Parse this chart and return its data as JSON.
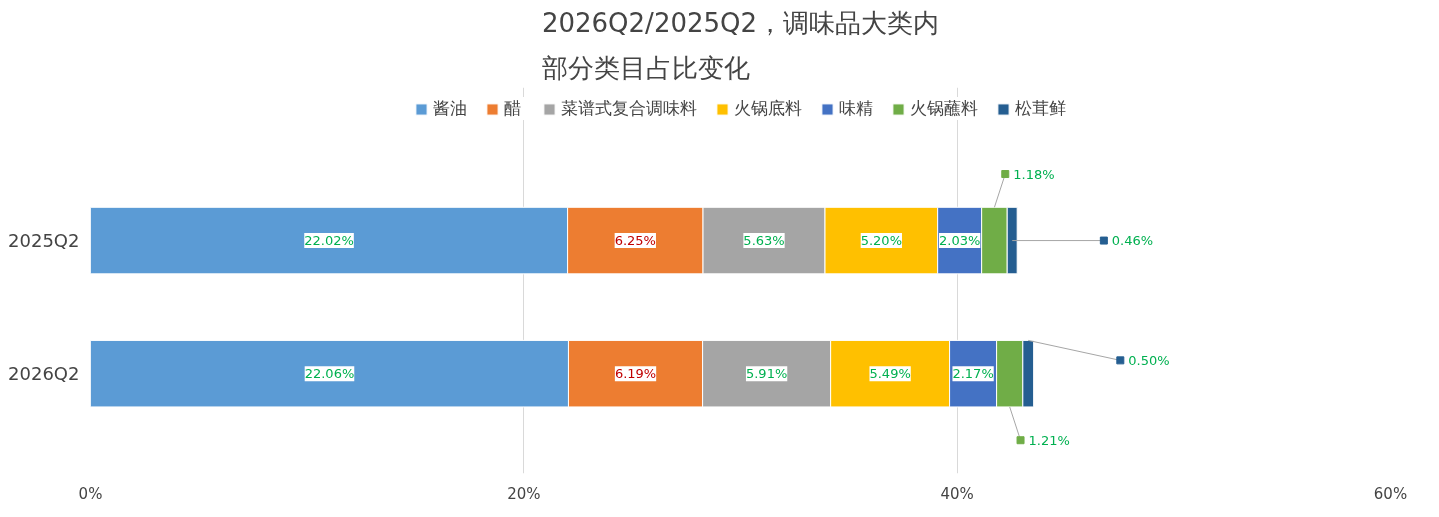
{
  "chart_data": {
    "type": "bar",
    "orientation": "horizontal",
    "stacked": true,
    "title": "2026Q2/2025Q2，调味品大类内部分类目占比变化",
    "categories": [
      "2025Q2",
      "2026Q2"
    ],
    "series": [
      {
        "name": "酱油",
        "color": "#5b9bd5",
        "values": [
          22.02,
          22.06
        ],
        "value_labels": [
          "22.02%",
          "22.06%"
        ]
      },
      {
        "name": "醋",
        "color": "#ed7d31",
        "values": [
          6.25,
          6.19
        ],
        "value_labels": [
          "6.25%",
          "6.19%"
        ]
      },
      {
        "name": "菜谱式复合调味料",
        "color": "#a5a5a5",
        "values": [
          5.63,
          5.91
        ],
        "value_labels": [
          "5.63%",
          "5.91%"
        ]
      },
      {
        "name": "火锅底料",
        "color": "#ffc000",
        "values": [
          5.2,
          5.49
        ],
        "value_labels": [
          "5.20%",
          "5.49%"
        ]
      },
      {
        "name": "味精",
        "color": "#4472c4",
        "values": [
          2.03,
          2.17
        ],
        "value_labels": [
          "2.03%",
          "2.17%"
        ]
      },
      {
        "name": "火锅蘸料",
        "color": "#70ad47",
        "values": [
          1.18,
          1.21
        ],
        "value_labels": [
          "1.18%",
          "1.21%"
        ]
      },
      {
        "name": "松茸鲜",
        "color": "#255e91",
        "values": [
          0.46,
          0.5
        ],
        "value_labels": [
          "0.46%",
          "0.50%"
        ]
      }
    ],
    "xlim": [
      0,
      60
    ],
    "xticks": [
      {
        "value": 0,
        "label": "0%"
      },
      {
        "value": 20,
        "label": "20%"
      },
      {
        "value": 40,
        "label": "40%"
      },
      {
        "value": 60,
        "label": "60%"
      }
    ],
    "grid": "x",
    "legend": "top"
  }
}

**********

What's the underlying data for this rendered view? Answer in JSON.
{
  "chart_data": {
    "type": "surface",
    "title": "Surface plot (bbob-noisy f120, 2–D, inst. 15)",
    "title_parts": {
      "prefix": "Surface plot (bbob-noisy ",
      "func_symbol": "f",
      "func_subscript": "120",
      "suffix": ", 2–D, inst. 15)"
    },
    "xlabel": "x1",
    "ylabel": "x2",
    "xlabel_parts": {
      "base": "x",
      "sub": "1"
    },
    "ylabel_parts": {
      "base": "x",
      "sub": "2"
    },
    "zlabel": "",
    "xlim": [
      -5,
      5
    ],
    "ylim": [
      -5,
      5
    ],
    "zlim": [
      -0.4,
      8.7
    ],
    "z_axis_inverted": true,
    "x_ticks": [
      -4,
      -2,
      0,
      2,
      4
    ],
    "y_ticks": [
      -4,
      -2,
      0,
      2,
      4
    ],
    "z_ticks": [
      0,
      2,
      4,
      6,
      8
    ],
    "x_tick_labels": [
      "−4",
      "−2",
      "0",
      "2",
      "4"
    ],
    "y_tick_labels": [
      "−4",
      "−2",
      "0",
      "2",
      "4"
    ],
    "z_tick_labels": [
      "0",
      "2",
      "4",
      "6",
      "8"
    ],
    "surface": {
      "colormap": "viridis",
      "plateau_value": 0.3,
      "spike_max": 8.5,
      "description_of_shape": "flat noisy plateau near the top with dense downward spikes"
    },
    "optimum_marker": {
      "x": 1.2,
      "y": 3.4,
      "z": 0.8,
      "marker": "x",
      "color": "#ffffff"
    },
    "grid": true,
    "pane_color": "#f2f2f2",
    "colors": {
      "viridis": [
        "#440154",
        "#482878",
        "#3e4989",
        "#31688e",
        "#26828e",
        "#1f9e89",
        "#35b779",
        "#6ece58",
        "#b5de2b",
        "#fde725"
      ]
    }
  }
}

**********

• **To be done**: From the entries above, extract each line containing "JSON".

• **Response to this exercise**:
Parse this chart and return its data as JSON.
What's the underlying data for this rendered view? Answer in JSON.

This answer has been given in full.